** start **

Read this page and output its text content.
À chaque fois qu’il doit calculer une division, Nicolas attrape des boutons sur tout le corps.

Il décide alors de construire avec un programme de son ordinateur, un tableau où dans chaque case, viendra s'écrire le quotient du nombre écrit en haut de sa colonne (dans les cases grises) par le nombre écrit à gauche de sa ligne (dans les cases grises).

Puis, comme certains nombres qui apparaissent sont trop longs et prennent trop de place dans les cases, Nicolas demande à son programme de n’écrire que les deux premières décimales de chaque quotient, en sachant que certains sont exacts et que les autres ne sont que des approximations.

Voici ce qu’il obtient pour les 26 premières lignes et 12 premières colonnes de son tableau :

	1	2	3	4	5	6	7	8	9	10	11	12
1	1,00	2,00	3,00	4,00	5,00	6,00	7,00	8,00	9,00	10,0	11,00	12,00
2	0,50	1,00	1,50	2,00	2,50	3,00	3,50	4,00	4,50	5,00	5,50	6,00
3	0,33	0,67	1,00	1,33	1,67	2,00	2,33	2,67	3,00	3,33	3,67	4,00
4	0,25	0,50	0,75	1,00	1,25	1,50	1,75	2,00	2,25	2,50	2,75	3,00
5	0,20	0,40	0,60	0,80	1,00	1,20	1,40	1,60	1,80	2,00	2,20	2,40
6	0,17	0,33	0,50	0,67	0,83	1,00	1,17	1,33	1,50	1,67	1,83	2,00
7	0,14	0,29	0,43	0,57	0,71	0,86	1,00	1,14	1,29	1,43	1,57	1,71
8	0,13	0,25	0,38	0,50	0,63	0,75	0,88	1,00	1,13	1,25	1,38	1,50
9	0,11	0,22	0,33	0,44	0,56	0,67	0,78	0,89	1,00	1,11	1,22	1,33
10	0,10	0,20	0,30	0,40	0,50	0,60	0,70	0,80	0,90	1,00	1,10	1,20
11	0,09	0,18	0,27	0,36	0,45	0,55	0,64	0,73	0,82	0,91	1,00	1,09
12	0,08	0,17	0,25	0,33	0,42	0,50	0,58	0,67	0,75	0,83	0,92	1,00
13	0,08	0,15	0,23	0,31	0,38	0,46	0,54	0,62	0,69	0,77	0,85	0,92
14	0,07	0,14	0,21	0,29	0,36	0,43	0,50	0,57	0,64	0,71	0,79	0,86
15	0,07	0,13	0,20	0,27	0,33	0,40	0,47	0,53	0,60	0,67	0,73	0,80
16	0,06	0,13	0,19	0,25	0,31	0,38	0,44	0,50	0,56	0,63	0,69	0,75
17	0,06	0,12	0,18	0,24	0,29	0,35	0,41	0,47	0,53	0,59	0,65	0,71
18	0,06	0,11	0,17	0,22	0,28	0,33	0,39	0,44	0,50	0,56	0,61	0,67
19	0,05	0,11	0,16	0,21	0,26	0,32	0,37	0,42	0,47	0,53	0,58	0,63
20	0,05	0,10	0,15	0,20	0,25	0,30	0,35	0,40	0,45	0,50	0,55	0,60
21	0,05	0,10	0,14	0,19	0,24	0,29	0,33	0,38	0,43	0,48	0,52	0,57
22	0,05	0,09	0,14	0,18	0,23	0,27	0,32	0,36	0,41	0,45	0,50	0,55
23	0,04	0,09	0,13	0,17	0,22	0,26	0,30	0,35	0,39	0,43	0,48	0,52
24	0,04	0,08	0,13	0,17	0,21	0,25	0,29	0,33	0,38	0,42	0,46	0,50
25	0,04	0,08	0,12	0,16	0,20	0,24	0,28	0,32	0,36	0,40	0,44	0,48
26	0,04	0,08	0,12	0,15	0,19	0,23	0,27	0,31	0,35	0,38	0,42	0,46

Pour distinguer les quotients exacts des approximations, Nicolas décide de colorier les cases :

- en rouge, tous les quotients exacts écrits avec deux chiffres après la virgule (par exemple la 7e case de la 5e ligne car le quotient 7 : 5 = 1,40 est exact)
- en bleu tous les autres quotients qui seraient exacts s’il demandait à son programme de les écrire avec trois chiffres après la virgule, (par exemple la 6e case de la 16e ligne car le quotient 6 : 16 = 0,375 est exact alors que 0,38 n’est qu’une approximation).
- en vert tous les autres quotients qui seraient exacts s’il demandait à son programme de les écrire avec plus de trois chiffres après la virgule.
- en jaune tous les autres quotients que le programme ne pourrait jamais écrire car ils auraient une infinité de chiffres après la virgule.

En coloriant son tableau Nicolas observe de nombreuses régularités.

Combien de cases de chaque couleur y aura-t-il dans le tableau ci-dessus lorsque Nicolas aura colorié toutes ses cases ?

** end **

§ Task to complete:
Using the entries above, find all lines with "approximations". Copy them.

§ Response below:
Puis, comme certains nombres qui apparaissent sont trop longs et prennent trop de place dans les cases, Nicolas demande à son programme de n’écrire que les deux premières décimales de chaque quotient, en sachant que certains sont exacts et que les autres ne sont que des approximations.
Pour distinguer les quotients exacts des approximations, Nicolas décide de colorier les cases :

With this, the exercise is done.